Copy all lines in which the word "bass" can be found.

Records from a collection
#####

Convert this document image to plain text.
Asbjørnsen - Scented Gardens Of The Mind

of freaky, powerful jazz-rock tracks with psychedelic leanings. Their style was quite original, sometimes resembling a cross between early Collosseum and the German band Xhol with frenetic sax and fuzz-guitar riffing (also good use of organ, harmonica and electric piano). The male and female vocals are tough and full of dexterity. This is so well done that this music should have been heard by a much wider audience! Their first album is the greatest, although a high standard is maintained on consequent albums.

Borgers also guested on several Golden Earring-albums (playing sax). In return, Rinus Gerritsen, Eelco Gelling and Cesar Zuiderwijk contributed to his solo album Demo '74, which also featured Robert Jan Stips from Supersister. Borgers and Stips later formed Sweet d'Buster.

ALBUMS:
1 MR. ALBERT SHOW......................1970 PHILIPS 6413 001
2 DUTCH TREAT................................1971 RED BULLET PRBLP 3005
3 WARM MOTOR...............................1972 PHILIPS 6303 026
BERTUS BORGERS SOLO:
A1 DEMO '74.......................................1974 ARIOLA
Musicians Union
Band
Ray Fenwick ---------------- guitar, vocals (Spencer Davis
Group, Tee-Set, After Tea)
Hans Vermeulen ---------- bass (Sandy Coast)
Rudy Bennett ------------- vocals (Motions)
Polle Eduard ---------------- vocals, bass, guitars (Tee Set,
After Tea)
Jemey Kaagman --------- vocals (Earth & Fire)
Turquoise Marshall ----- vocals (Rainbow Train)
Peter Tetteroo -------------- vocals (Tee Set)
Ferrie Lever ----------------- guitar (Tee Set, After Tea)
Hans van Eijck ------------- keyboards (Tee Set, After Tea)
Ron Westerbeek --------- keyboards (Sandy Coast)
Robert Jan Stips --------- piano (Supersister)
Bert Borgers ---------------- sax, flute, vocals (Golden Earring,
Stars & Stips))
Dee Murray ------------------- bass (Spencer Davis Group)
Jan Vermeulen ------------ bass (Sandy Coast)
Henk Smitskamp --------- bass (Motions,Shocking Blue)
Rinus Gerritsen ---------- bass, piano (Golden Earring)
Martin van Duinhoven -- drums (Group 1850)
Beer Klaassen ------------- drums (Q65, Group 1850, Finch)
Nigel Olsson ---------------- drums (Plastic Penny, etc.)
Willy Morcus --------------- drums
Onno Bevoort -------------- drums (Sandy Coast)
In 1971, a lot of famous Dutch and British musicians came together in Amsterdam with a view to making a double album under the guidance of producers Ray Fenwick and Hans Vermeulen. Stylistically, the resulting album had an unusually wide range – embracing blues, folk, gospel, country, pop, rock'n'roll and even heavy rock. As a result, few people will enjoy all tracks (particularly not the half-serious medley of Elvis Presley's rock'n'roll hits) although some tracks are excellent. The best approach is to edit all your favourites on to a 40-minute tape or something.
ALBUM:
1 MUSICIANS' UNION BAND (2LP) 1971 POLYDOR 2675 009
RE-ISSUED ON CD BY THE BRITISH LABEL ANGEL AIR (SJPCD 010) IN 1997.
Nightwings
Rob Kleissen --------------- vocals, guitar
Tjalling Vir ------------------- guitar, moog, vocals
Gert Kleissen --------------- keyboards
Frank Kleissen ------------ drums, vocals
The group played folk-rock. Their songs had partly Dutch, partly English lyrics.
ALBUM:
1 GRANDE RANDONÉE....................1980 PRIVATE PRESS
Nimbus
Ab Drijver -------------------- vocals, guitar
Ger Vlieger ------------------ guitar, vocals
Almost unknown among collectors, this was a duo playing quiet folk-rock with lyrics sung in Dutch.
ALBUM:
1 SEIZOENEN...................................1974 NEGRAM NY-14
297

#####

◆ **Task answer**:
Hans Vermeulen ---------- bass (Sandy Coast)
Polle Eduard ---------------- vocals, bass, guitars (Tee Set,
Dee Murray ------------------- bass (Spencer Davis Group)
Jan Vermeulen ------------ bass (Sandy Coast)
Henk Smitskamp --------- bass (Motions,Shocking Blue)
Rinus Gerritsen ---------- bass, piano (Golden Earring)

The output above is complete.